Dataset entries
_ _ _ _ _
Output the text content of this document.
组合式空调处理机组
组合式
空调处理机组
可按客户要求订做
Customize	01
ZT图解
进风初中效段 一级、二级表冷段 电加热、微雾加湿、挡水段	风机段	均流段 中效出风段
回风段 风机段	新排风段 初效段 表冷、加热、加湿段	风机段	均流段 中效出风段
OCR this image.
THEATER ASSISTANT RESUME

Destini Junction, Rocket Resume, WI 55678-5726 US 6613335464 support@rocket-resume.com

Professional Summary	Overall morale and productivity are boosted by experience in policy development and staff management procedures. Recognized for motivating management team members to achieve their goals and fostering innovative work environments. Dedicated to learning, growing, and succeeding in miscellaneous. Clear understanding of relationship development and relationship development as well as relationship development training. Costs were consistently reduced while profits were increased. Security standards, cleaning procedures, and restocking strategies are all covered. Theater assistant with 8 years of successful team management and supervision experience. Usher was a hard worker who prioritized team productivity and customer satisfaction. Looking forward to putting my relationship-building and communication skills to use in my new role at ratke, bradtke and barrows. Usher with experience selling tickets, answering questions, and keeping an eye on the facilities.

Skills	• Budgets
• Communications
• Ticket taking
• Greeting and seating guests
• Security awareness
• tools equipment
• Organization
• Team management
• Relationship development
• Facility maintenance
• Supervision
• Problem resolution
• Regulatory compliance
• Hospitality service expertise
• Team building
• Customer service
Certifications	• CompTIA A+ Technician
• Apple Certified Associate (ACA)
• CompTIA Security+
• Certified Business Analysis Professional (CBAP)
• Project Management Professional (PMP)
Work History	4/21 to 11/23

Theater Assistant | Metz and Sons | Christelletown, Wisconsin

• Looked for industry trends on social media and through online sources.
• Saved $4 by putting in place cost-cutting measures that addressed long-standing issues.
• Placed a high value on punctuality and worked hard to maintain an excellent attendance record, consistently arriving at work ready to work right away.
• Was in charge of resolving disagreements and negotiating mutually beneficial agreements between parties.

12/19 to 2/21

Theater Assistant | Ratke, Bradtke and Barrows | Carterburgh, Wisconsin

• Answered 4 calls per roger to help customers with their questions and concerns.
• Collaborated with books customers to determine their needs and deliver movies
_ _ _ _ _
* Job: Every record above needs to be repeated word for word.

* Solved problem:
Output the text content of this document.
组合式空调处理机组
组合式
空调处理机组
可按客户要求订做
Customize	01
ZT图解
进风初中效段 一级、二级表冷段 电加热、微雾加湿、挡水段	风机段	均流段 中效出风段
回风段 风机段	新排风段 初效段 表冷、加热、加湿段	风机段	均流段 中效出风段
OCR this image.
THEATER ASSISTANT RESUME

Destini Junction, Rocket Resume, WI 55678-5726 US 6613335464 support@rocket-resume.com

Professional Summary	Overall morale and productivity are boosted by experience in policy development and staff management procedures. Recognized for motivating management team members to achieve their goals and fostering innovative work environments. Dedicated to learning, growing, and succeeding in miscellaneous. Clear understanding of relationship development and relationship development as well as relationship development training. Costs were consistently reduced while profits were increased. Security standards, cleaning procedures, and restocking strategies are all covered. Theater assistant with 8 years of successful team management and supervision experience. Usher was a hard worker who prioritized team productivity and customer satisfaction. Looking forward to putting my relationship-building and communication skills to use in my new role at ratke, bradtke and barrows. Usher with experience selling tickets, answering questions, and keeping an eye on the facilities.

Skills	• Budgets
• Communications
• Ticket taking
• Greeting and seating guests
• Security awareness
• tools equipment
• Organization
• Team management
• Relationship development
• Facility maintenance
• Supervision
• Problem resolution
• Regulatory compliance
• Hospitality service expertise
• Team building
• Customer service
Certifications	• CompTIA A+ Technician
• Apple Certified Associate (ACA)
• CompTIA Security+
• Certified Business Analysis Professional (CBAP)
• Project Management Professional (PMP)
Work History	4/21 to 11/23

Theater Assistant | Metz and Sons | Christelletown, Wisconsin

• Looked for industry trends on social media and through online sources.
• Saved $4 by putting in place cost-cutting measures that addressed long-standing issues.
• Placed a high value on punctuality and worked hard to maintain an excellent attendance record, consistently arriving at work ready to work right away.
• Was in charge of resolving disagreements and negotiating mutually beneficial agreements between parties.

12/19 to 2/21

Theater Assistant | Ratke, Bradtke and Barrows | Carterburgh, Wisconsin

• Answered 4 calls per roger to help customers with their questions and concerns.
• Collaborated with books customers to determine their needs and deliver movies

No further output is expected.